## Start Material to process
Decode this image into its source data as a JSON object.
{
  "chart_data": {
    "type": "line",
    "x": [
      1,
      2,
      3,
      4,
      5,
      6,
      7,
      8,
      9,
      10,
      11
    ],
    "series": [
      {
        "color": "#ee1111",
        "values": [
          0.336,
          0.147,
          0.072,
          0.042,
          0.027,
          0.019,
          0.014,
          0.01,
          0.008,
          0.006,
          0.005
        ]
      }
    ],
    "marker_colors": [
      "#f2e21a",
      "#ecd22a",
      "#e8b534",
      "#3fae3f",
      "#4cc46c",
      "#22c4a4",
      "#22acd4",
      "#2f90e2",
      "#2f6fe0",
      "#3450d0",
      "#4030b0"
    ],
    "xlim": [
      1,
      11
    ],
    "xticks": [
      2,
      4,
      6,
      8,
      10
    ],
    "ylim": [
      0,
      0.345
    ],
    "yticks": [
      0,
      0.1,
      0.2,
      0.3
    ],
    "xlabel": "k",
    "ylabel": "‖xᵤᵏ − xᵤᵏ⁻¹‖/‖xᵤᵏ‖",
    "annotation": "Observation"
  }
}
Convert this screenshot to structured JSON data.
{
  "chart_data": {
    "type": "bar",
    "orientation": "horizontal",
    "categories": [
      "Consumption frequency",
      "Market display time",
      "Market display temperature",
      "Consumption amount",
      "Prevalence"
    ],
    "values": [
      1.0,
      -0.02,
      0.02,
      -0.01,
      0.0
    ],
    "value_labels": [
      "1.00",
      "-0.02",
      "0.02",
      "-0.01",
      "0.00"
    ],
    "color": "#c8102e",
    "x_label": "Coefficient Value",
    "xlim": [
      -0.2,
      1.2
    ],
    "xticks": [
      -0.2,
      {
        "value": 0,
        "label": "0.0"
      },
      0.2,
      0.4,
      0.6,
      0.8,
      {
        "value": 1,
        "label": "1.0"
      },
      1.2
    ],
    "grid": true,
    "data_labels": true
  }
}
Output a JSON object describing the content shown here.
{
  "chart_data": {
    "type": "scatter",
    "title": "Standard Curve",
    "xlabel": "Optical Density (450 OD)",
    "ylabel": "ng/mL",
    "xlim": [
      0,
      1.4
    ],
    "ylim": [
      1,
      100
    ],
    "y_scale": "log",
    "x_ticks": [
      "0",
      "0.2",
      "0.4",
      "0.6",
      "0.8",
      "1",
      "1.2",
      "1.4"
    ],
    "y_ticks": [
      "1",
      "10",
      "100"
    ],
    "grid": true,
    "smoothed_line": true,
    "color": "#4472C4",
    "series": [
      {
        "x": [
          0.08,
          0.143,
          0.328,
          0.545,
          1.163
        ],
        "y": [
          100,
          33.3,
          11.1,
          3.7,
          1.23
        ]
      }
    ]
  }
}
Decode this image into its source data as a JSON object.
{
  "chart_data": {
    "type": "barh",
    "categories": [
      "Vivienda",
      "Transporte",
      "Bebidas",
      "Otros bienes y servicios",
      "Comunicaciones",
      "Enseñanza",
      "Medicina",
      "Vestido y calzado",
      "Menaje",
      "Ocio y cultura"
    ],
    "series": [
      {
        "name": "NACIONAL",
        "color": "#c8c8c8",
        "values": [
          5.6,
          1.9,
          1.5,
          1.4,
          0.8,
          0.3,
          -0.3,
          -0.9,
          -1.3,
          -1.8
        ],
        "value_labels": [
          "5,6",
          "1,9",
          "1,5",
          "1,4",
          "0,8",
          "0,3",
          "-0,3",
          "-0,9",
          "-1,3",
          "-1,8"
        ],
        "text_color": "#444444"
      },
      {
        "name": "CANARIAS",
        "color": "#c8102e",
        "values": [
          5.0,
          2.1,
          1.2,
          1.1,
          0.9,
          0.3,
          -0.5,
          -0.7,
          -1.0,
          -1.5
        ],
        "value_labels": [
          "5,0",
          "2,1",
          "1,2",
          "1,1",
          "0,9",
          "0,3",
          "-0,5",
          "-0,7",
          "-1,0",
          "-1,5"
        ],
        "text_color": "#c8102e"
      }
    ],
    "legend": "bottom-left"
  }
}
## End Material to process
Report all lines of the data that include the word "display".

[Written answer]:
      "Market display time",
      "Market display temperature",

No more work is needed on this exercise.